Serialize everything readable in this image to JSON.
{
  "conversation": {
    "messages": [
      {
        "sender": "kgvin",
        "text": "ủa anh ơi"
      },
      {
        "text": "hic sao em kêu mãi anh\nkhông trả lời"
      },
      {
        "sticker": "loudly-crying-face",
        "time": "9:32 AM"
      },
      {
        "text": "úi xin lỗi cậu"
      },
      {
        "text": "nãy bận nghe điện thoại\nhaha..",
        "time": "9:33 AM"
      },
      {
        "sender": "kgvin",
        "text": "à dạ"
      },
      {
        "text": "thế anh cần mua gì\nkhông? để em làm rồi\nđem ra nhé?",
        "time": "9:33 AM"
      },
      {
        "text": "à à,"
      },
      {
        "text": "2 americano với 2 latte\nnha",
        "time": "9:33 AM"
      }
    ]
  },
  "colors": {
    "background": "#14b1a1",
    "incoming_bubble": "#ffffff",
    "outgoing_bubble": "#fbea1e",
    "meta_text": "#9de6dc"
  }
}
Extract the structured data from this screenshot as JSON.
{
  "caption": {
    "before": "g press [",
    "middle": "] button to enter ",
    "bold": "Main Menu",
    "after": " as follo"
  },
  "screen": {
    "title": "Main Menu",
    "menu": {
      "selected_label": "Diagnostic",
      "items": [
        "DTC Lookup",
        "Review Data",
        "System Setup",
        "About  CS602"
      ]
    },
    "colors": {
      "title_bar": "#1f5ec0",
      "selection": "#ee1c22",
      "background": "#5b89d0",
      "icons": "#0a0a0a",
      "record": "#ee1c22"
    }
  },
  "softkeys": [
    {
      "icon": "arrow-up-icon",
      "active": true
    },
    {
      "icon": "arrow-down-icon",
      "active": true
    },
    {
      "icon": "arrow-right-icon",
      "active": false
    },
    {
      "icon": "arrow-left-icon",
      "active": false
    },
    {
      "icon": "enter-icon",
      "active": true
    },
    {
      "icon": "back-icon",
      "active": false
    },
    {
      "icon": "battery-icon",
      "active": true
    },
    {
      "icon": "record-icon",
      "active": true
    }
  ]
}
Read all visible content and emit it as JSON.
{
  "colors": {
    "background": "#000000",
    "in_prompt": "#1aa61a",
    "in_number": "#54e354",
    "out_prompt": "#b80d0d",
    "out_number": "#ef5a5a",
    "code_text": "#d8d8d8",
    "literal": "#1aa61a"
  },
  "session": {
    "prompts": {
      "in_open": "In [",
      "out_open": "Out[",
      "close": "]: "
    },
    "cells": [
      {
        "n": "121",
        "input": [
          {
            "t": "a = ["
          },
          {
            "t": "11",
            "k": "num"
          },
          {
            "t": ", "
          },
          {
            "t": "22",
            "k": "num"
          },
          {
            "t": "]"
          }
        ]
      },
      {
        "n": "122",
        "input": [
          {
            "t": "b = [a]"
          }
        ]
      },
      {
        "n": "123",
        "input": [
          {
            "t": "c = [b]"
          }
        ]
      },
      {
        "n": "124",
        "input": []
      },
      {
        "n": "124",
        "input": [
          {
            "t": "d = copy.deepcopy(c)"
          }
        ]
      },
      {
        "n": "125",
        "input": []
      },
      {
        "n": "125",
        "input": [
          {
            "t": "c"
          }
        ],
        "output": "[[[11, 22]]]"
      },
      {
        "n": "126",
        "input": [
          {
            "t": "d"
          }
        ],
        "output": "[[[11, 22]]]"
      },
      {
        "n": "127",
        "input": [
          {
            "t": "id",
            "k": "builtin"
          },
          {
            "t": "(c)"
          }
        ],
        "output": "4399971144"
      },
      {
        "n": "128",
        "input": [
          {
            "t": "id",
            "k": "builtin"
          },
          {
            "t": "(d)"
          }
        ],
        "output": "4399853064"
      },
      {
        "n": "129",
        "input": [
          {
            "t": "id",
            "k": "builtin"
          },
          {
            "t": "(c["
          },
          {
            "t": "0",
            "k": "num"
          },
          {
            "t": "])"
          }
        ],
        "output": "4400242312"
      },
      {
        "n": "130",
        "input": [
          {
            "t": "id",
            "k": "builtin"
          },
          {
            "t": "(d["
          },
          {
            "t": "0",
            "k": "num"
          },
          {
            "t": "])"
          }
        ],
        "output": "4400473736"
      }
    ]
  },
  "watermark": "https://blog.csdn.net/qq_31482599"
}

-*-*-

* **DO THIS**:
Output each entry precisely as given.

* **WRITTEN ANSWER**:
Serialize everything readable in this image to JSON.
{
  "conversation": {
    "messages": [
      {
        "sender": "kgvin",
        "text": "ủa anh ơi"
      },
      {
        "text": "hic sao em kêu mãi anh\nkhông trả lời"
      },
      {
        "sticker": "loudly-crying-face",
        "time": "9:32 AM"
      },
      {
        "text": "úi xin lỗi cậu"
      },
      {
        "text": "nãy bận nghe điện thoại\nhaha..",
        "time": "9:33 AM"
      },
      {
        "sender": "kgvin",
        "text": "à dạ"
      },
      {
        "text": "thế anh cần mua gì\nkhông? để em làm rồi\nđem ra nhé?",
        "time": "9:33 AM"
      },
      {
        "text": "à à,"
      },
      {
        "text": "2 americano với 2 latte\nnha",
        "time": "9:33 AM"
      }
    ]
  },
  "colors": {
    "background": "#14b1a1",
    "incoming_bubble": "#ffffff",
    "outgoing_bubble": "#fbea1e",
    "meta_text": "#9de6dc"
  }
}
Extract the structured data from this screenshot as JSON.
{
  "caption": {
    "before": "g press [",
    "middle": "] button to enter ",
    "bold": "Main Menu",
    "after": " as follo"
  },
  "screen": {
    "title": "Main Menu",
    "menu": {
      "selected_label": "Diagnostic",
      "items": [
        "DTC Lookup",
        "Review Data",
        "System Setup",
        "About  CS602"
      ]
    },
    "colors": {
      "title_bar": "#1f5ec0",
      "selection": "#ee1c22",
      "background": "#5b89d0",
      "icons": "#0a0a0a",
      "record": "#ee1c22"
    }
  },
  "softkeys": [
    {
      "icon": "arrow-up-icon",
      "active": true
    },
    {
      "icon": "arrow-down-icon",
      "active": true
    },
    {
      "icon": "arrow-right-icon",
      "active": false
    },
    {
      "icon": "arrow-left-icon",
      "active": false
    },
    {
      "icon": "enter-icon",
      "active": true
    },
    {
      "icon": "back-icon",
      "active": false
    },
    {
      "icon": "battery-icon",
      "active": true
    },
    {
      "icon": "record-icon",
      "active": true
    }
  ]
}
Read all visible content and emit it as JSON.
{
  "colors": {
    "background": "#000000",
    "in_prompt": "#1aa61a",
    "in_number": "#54e354",
    "out_prompt": "#b80d0d",
    "out_number": "#ef5a5a",
    "code_text": "#d8d8d8",
    "literal": "#1aa61a"
  },
  "session": {
    "prompts": {
      "in_open": "In [",
      "out_open": "Out[",
      "close": "]: "
    },
    "cells": [
      {
        "n": "121",
        "input": [
          {
            "t": "a = ["
          },
          {
            "t": "11",
            "k": "num"
          },
          {
            "t": ", "
          },
          {
            "t": "22",
            "k": "num"
          },
          {
            "t": "]"
          }
        ]
      },
      {
        "n": "122",
        "input": [
          {
            "t": "b = [a]"
          }
        ]
      },
      {
        "n": "123",
        "input": [
          {
            "t": "c = [b]"
          }
        ]
      },
      {
        "n": "124",
        "input": []
      },
      {
        "n": "124",
        "input": [
          {
            "t": "d = copy.deepcopy(c)"
          }
        ]
      },
      {
        "n": "125",
        "input": []
      },
      {
        "n": "125",
        "input": [
          {
            "t": "c"
          }
        ],
        "output": "[[[11, 22]]]"
      },
      {
        "n": "126",
        "input": [
          {
            "t": "d"
          }
        ],
        "output": "[[[11, 22]]]"
      },
      {
        "n": "127",
        "input": [
          {
            "t": "id",
            "k": "builtin"
          },
          {
            "t": "(c)"
          }
        ],
        "output": "4399971144"
      },
      {
        "n": "128",
        "input": [
          {
            "t": "id",
            "k": "builtin"
          },
          {
            "t": "(d)"
          }
        ],
        "output": "4399853064"
      },
      {
        "n": "129",
        "input": [
          {
            "t": "id",
            "k": "builtin"
          },
          {
            "t": "(c["
          },
          {
            "t": "0",
            "k": "num"
          },
          {
            "t": "])"
          }
        ],
        "output": "4400242312"
      },
      {
        "n": "130",
        "input": [
          {
            "t": "id",
            "k": "builtin"
          },
          {
            "t": "(d["
          },
          {
            "t": "0",
            "k": "num"
          },
          {
            "t": "])"
          }
        ],
        "output": "4400473736"
      }
    ]
  },
  "watermark": "https://blog.csdn.net/qq_31482599"
}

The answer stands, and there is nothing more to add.